Short task: Nothing other than the lines from the one containing "Extract the structured" through the close of the entries below should be printed, each exactly.

(Collected data entries)
◆ ◆ ◆ ◆ ◆ ◆ ◆

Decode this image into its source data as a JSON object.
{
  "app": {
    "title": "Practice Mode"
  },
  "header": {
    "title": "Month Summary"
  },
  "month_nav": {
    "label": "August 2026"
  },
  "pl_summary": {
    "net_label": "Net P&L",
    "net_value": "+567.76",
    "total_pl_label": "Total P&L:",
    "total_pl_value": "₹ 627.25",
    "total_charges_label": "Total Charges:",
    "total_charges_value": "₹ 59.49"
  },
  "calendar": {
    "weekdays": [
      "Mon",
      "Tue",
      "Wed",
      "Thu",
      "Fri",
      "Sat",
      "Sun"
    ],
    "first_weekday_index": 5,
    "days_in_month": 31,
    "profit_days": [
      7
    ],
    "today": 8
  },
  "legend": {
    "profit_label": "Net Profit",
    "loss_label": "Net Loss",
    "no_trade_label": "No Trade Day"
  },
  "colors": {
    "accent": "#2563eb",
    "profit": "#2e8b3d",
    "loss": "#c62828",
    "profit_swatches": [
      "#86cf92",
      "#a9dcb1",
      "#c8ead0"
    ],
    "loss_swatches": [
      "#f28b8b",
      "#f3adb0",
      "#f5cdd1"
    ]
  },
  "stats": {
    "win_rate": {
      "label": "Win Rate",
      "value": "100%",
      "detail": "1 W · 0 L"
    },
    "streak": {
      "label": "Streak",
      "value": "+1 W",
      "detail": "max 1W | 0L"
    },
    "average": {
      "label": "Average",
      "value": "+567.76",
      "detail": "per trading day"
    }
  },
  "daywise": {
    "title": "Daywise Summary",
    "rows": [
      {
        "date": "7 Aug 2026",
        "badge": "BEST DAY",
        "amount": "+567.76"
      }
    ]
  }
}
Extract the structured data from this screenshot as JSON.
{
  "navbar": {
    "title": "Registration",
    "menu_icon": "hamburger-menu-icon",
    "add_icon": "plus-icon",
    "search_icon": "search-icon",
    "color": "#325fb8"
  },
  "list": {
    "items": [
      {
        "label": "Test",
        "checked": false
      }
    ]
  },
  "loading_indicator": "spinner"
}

◆ ◆ ◆ ◆ ◆ ◆ ◆

The reply:
Extract the structured data from this screenshot as JSON.
{
  "navbar": {
    "title": "Registration",
    "menu_icon": "hamburger-menu-icon",
    "add_icon": "plus-icon",
    "search_icon": "search-icon",
    "color": "#325fb8"
  },
  "list": {
    "items": [
      {
        "label": "Test",
        "checked": false
      }
    ]
  },
  "loading_indicator": "spinner"
}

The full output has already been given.